» **Directive**
Wherever a line holds the word "https", copy that line out.

[Records excerpted from a collection]
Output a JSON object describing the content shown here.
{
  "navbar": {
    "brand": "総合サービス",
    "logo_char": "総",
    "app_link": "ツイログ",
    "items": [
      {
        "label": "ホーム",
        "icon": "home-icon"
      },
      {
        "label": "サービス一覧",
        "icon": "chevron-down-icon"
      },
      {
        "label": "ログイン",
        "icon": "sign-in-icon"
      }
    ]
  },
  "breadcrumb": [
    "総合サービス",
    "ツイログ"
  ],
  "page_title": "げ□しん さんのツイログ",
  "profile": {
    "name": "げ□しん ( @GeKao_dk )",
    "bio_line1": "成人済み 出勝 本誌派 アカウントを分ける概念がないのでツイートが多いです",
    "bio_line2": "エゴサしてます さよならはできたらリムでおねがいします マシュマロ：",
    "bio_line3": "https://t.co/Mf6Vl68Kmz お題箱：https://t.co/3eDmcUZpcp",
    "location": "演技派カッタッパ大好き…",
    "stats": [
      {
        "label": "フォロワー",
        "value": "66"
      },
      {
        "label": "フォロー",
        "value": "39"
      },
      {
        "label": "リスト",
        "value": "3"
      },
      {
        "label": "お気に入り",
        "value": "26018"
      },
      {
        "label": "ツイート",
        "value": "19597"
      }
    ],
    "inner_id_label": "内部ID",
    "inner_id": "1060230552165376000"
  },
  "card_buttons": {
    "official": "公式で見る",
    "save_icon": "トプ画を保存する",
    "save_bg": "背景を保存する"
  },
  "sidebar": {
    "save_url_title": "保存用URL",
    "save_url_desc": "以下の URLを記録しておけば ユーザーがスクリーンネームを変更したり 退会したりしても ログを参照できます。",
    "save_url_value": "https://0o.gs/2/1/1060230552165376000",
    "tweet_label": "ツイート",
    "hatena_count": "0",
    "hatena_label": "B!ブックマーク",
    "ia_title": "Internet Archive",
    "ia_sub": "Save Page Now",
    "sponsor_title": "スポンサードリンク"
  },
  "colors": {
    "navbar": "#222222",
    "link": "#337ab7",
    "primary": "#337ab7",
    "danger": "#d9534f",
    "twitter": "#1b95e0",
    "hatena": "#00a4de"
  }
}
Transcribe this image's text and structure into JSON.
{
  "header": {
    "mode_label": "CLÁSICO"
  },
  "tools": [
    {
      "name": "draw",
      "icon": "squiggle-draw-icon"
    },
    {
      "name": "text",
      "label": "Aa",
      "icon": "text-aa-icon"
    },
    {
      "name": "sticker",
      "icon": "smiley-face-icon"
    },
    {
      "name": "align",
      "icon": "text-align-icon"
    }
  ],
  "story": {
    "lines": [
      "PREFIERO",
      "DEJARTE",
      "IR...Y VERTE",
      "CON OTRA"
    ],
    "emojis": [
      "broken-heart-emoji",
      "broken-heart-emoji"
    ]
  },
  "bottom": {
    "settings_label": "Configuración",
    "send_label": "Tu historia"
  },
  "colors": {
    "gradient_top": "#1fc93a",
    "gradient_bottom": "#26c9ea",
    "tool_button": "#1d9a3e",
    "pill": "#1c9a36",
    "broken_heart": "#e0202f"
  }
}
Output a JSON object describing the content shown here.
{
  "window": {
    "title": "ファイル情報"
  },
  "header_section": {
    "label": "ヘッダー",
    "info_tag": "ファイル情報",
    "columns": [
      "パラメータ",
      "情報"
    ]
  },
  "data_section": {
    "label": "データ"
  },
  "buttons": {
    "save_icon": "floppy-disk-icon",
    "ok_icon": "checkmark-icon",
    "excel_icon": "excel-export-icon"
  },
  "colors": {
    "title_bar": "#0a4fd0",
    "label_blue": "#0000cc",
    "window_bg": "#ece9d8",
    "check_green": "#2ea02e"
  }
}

» **Response for this exercise**
    "bio_line3": "https://t.co/Mf6Vl68Kmz お題箱：https://t.co/3eDmcUZpcp",
    "save_url_value": "https://0o.gs/2/1/1060230552165376000",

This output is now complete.